SQL operates on the rows, columns, and types in tables. The column types (the numbers, characters, dates, BLOBs, spatial types, and so on) are objects in the SQL algebra. The DBMS manages these simple data types and tables, while additional application logic implements more complex object behavior and integrity constraints.
Adding spatial types and SQL support for spatial attributes to a DBMS, however, is not enough on its own to support GIS.
Implementing higher-level objects and behavior in relational DBMSs
Developers wanting to implement higher-level objects with behavior and logic write application code to do so. For example, an organization may implement an employees table as follows:
Last Name |
First Name |
Hire Date |
Salary |
---|---|---|---|
Brown |
Ben |
10-10-2001 |
$10,000.50 |
Jones |
Betty |
06-14-1998 |
$22,000.00 |
Smith |
Jason |
08-23-1999 |
$44,000.75 |
The Employees table is a simple relational data table containing rows and columns. The data in each column adheres to a particular data type, such as character, date, and number. DBMSs work with information at this level.
However, simply adding this information to a DBMS table does not turn the DBMS into a payroll or employee management system. Adding a Dollars column that holds numbers with two decimal places does not turn a DBMS into an accounting system. Higher-level application logic is needed.

§ **GIVEN RECORDS**:
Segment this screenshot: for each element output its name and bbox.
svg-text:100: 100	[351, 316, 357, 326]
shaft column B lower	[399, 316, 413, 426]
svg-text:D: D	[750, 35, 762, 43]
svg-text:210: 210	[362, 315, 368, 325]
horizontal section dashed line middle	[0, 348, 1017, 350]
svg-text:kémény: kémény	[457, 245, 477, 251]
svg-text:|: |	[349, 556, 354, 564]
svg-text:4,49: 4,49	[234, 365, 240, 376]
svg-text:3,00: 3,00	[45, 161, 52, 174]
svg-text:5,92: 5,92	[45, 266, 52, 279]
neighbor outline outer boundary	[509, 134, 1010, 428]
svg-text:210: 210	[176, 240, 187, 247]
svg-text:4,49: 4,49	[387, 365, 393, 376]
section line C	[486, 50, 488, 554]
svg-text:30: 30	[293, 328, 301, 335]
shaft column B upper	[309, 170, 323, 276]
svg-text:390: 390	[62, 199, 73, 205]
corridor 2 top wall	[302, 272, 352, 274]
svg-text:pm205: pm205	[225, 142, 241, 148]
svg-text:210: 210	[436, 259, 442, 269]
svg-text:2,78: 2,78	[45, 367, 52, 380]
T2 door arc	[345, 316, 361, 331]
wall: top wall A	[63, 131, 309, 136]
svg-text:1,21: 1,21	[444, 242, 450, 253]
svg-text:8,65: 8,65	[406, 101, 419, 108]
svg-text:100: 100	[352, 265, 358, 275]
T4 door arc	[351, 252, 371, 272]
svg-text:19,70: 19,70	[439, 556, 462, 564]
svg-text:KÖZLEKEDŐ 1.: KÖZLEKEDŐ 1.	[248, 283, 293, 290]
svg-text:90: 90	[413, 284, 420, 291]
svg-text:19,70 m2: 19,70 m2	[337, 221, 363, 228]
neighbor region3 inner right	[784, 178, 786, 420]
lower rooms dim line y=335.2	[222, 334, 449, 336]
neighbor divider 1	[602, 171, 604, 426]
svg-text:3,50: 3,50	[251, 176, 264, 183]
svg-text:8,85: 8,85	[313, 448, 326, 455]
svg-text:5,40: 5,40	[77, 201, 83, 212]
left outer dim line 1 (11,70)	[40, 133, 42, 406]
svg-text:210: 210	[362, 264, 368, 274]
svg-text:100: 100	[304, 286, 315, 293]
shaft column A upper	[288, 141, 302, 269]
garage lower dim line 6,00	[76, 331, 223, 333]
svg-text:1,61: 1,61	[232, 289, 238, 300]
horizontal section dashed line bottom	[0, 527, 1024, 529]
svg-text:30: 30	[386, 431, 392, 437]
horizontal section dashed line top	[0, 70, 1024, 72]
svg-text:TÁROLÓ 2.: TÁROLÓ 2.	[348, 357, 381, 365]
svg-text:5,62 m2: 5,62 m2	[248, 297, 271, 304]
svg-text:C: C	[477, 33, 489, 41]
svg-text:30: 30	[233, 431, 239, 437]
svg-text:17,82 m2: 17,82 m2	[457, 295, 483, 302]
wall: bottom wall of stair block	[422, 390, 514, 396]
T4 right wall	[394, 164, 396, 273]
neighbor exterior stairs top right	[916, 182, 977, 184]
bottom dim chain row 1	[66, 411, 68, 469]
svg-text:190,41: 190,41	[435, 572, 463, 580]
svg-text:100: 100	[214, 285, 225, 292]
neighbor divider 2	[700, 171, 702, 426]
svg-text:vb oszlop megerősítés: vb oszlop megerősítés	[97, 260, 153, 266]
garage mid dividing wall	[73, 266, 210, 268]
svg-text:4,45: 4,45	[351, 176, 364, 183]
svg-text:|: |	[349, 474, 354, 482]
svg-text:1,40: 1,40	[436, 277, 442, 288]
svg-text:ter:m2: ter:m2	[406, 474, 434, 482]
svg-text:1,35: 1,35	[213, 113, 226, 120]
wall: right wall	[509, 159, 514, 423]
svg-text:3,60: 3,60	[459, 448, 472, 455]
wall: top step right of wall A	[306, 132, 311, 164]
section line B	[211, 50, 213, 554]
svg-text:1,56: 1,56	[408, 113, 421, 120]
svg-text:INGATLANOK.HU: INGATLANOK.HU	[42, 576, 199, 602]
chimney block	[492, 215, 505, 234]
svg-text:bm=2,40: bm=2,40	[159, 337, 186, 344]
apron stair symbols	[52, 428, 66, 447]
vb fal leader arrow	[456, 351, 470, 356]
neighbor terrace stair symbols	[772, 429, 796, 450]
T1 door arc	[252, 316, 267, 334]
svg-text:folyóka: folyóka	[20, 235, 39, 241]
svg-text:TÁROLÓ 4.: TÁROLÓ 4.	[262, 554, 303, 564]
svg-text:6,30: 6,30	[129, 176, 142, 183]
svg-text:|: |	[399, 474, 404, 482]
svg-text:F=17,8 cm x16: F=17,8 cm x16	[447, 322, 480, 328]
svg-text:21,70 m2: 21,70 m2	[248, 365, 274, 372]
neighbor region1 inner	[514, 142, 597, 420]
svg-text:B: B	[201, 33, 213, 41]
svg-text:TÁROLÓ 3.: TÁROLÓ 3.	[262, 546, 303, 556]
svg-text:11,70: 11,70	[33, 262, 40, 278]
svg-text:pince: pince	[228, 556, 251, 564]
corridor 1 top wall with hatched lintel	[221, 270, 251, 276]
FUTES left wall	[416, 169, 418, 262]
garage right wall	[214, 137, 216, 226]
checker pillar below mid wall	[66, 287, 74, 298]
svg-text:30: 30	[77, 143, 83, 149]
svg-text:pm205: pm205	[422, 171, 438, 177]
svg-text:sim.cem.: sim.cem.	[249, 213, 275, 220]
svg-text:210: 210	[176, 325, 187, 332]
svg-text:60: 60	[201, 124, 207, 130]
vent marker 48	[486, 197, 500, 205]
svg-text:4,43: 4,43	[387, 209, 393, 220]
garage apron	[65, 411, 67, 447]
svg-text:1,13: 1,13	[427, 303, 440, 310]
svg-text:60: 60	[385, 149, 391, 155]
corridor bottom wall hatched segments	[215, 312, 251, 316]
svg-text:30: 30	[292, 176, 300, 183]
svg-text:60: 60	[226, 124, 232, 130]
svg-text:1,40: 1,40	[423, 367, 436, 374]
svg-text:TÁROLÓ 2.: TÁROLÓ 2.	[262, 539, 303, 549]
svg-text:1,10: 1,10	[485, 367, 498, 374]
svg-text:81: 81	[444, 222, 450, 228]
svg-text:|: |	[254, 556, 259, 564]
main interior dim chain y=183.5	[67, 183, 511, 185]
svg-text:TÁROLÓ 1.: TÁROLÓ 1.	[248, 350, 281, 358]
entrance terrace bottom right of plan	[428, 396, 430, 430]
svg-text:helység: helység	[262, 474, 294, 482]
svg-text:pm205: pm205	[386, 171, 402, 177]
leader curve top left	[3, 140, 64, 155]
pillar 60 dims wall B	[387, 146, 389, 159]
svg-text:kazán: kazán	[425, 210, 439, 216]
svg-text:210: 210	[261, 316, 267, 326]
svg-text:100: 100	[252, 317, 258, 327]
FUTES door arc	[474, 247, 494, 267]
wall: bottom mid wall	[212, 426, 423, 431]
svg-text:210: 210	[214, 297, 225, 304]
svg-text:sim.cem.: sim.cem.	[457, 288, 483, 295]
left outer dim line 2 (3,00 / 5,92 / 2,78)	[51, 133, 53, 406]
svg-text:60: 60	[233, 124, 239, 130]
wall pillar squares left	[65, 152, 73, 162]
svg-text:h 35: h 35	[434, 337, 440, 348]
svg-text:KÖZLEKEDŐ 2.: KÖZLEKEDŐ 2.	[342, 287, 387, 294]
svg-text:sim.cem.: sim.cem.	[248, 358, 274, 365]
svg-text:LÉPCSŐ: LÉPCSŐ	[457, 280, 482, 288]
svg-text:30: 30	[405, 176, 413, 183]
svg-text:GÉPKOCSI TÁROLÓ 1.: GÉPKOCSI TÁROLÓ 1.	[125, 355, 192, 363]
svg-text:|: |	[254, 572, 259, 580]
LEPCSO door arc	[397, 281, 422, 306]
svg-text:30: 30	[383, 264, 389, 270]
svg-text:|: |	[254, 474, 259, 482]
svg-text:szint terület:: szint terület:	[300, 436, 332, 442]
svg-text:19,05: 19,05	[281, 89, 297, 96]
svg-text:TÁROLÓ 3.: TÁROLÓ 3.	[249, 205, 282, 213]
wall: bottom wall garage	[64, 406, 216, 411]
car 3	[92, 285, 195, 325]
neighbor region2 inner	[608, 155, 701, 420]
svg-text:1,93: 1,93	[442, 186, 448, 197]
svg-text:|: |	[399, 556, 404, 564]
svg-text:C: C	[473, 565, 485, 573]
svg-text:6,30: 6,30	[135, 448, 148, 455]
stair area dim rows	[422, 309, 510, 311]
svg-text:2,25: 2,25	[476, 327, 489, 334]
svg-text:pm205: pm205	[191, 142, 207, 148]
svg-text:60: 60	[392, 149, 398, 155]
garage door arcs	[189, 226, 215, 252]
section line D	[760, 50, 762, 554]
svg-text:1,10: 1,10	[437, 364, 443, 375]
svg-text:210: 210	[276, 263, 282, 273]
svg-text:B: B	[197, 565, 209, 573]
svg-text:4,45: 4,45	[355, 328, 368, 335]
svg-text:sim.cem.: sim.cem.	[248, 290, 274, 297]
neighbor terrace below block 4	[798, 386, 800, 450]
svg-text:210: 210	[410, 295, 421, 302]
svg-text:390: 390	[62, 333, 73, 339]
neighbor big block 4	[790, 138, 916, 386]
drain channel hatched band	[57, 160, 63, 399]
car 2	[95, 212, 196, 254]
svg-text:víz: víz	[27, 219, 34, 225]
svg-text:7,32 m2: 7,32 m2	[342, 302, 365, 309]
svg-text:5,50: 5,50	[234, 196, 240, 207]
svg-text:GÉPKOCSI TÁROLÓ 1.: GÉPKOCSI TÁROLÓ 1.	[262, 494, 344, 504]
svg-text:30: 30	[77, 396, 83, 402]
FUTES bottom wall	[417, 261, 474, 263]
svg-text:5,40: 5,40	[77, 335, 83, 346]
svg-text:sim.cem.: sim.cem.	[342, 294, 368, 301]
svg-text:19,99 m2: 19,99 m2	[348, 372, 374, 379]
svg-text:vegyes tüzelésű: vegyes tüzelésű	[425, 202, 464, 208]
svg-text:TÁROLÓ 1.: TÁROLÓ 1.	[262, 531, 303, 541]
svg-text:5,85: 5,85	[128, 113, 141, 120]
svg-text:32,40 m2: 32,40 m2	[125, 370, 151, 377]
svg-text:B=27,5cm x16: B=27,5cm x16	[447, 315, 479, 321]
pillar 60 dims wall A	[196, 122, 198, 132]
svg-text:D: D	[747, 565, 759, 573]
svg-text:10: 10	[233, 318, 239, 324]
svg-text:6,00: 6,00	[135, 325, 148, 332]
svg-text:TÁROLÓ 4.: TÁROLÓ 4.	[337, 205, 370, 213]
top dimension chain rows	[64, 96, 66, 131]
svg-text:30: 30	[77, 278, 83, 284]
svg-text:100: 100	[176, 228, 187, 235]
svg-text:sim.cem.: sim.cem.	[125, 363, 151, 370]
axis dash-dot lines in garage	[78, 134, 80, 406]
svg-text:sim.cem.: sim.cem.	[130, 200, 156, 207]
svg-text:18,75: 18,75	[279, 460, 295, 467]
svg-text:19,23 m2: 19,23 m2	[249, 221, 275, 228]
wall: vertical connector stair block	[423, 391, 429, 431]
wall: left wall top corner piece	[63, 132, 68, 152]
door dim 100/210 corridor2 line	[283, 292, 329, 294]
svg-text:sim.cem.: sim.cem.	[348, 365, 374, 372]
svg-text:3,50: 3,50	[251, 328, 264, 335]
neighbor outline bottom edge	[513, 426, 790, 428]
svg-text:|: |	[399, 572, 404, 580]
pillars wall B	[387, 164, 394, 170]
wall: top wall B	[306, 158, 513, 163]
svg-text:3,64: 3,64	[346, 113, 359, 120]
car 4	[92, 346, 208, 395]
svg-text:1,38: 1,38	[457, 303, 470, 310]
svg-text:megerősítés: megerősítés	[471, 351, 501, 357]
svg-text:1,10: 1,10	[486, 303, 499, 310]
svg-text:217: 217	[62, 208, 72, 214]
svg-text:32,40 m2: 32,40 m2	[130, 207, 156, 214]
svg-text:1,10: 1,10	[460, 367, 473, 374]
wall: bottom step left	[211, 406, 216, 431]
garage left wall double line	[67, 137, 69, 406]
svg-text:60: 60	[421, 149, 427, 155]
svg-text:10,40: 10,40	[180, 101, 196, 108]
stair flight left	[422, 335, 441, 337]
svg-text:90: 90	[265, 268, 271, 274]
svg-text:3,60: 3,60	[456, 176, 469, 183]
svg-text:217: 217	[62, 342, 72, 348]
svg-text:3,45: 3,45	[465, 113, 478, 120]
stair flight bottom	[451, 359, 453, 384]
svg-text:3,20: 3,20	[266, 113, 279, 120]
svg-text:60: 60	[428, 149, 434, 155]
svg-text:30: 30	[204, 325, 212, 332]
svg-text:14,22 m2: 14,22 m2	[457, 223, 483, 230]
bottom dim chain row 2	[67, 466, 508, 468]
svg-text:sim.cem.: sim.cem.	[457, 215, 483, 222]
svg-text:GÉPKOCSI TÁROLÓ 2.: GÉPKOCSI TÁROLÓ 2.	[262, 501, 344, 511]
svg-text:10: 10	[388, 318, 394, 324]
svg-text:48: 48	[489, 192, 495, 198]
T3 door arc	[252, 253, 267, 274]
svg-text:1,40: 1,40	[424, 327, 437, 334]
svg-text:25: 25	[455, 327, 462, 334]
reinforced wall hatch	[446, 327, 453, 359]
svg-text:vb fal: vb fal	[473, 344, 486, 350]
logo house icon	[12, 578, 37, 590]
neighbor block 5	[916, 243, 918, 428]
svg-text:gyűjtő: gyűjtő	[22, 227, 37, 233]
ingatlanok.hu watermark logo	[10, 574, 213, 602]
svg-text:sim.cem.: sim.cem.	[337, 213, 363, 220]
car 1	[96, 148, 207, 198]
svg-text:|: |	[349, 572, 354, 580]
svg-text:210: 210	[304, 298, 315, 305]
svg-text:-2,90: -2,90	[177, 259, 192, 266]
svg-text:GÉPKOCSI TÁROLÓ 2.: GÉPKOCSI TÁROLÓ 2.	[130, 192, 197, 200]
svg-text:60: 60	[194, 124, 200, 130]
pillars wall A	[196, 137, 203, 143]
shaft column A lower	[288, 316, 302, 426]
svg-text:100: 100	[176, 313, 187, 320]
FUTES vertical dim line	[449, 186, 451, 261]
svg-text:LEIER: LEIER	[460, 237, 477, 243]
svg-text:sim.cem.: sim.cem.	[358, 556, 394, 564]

§ **TASK 1**: List the column headings of the employees table in the DBMS passage.
§ **TASK 2**: From the DBMS passage, quote everything from "SQL operates on" down to "and integrity constraints.".
§ **TASK 3**:
Answer these questions from the DBMS passage:
(a) What is Betty Jones's hire date?
(b) According to the passage, what is not enough on its own to support GIS?
(c) What does a Dollars column holding numbers with two decimal places fail to turn a DBMS into?

§ **EXERCISE ANSWER 1**: Last Name, First Name, Hire Date, Salary

§ **EXERCISE ANSWER 2**:
SQL operates on the rows, columns, and types in tables. The column types (the numbers, characters, dates, BLOBs, spatial types, and so on) are objects in the SQL algebra. The DBMS manages these simple data types and tables, while additional application logic implements more complex object behavior and integrity constraints.

§ **EXERCISE ANSWER 3**:
(a) 06-14-1998
(b) Adding spatial types and SQL support for spatial attributes to a DBMS
(c) An accounting system